--- Start DATASET RECORDS ---

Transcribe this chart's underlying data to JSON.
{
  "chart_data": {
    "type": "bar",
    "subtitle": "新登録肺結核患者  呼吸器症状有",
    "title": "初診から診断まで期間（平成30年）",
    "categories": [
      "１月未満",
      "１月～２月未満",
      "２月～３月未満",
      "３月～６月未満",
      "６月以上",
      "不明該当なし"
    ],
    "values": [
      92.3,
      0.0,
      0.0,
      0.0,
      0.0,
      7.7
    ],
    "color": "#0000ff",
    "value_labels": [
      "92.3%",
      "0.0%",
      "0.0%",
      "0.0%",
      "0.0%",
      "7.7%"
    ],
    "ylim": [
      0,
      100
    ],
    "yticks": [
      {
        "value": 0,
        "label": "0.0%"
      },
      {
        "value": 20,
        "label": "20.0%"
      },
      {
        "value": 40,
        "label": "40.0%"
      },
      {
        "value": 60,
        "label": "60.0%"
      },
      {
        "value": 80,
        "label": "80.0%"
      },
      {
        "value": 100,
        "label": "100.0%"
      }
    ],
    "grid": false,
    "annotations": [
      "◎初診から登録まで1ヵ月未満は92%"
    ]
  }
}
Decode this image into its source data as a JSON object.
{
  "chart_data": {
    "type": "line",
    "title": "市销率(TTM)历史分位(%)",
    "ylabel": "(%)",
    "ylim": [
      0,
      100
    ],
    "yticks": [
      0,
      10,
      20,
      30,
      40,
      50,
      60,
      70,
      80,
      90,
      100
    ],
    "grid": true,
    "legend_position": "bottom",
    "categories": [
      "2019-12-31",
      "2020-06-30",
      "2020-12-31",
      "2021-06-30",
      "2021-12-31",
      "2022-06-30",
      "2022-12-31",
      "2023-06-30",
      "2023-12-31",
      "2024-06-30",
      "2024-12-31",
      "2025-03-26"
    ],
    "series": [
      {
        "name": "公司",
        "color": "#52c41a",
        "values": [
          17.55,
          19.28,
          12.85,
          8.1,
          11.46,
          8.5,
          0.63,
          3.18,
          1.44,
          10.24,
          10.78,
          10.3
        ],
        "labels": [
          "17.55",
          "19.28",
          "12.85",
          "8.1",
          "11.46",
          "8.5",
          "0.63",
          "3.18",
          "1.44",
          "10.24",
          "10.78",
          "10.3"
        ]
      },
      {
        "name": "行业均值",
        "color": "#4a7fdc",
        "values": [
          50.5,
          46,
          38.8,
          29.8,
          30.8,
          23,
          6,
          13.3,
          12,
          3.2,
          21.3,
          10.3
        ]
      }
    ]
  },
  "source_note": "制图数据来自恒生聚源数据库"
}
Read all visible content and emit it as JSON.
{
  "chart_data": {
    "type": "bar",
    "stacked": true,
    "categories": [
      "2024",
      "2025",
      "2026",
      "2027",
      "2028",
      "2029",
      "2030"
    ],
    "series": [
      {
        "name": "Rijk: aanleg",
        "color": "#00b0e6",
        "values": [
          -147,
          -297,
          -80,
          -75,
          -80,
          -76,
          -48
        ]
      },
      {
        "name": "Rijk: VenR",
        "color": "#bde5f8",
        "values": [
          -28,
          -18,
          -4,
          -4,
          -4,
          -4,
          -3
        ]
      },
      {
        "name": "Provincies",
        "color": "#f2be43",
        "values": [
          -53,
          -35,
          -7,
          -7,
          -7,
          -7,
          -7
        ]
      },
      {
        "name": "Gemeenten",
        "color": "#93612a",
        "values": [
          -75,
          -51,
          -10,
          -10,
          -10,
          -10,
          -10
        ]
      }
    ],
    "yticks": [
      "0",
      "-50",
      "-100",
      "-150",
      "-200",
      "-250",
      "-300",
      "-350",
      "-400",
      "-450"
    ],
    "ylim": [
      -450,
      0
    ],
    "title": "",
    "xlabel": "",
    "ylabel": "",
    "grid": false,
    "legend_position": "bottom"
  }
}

--- End DATASET RECORDS ---

> [EXERCISE OBJECTIVE]
Reproduce the listing above word for word.

> [SOLUTION TO THE PROBLEM]
Transcribe this chart's underlying data to JSON.
{
  "chart_data": {
    "type": "bar",
    "subtitle": "新登録肺結核患者  呼吸器症状有",
    "title": "初診から診断まで期間（平成30年）",
    "categories": [
      "１月未満",
      "１月～２月未満",
      "２月～３月未満",
      "３月～６月未満",
      "６月以上",
      "不明該当なし"
    ],
    "values": [
      92.3,
      0.0,
      0.0,
      0.0,
      0.0,
      7.7
    ],
    "color": "#0000ff",
    "value_labels": [
      "92.3%",
      "0.0%",
      "0.0%",
      "0.0%",
      "0.0%",
      "7.7%"
    ],
    "ylim": [
      0,
      100
    ],
    "yticks": [
      {
        "value": 0,
        "label": "0.0%"
      },
      {
        "value": 20,
        "label": "20.0%"
      },
      {
        "value": 40,
        "label": "40.0%"
      },
      {
        "value": 60,
        "label": "60.0%"
      },
      {
        "value": 80,
        "label": "80.0%"
      },
      {
        "value": 100,
        "label": "100.0%"
      }
    ],
    "grid": false,
    "annotations": [
      "◎初診から登録まで1ヵ月未満は92%"
    ]
  }
}
Decode this image into its source data as a JSON object.
{
  "chart_data": {
    "type": "line",
    "title": "市销率(TTM)历史分位(%)",
    "ylabel": "(%)",
    "ylim": [
      0,
      100
    ],
    "yticks": [
      0,
      10,
      20,
      30,
      40,
      50,
      60,
      70,
      80,
      90,
      100
    ],
    "grid": true,
    "legend_position": "bottom",
    "categories": [
      "2019-12-31",
      "2020-06-30",
      "2020-12-31",
      "2021-06-30",
      "2021-12-31",
      "2022-06-30",
      "2022-12-31",
      "2023-06-30",
      "2023-12-31",
      "2024-06-30",
      "2024-12-31",
      "2025-03-26"
    ],
    "series": [
      {
        "name": "公司",
        "color": "#52c41a",
        "values": [
          17.55,
          19.28,
          12.85,
          8.1,
          11.46,
          8.5,
          0.63,
          3.18,
          1.44,
          10.24,
          10.78,
          10.3
        ],
        "labels": [
          "17.55",
          "19.28",
          "12.85",
          "8.1",
          "11.46",
          "8.5",
          "0.63",
          "3.18",
          "1.44",
          "10.24",
          "10.78",
          "10.3"
        ]
      },
      {
        "name": "行业均值",
        "color": "#4a7fdc",
        "values": [
          50.5,
          46,
          38.8,
          29.8,
          30.8,
          23,
          6,
          13.3,
          12,
          3.2,
          21.3,
          10.3
        ]
      }
    ]
  },
  "source_note": "制图数据来自恒生聚源数据库"
}
Read all visible content and emit it as JSON.
{
  "chart_data": {
    "type": "bar",
    "stacked": true,
    "categories": [
      "2024",
      "2025",
      "2026",
      "2027",
      "2028",
      "2029",
      "2030"
    ],
    "series": [
      {
        "name": "Rijk: aanleg",
        "color": "#00b0e6",
        "values": [
          -147,
          -297,
          -80,
          -75,
          -80,
          -76,
          -48
        ]
      },
      {
        "name": "Rijk: VenR",
        "color": "#bde5f8",
        "values": [
          -28,
          -18,
          -4,
          -4,
          -4,
          -4,
          -3
        ]
      },
      {
        "name": "Provincies",
        "color": "#f2be43",
        "values": [
          -53,
          -35,
          -7,
          -7,
          -7,
          -7,
          -7
        ]
      },
      {
        "name": "Gemeenten",
        "color": "#93612a",
        "values": [
          -75,
          -51,
          -10,
          -10,
          -10,
          -10,
          -10
        ]
      }
    ],
    "yticks": [
      "0",
      "-50",
      "-100",
      "-150",
      "-200",
      "-250",
      "-300",
      "-350",
      "-400",
      "-450"
    ],
    "ylim": [
      -450,
      0
    ],
    "title": "",
    "xlabel": "",
    "ylabel": "",
    "grid": false,
    "legend_position": "bottom"
  }
}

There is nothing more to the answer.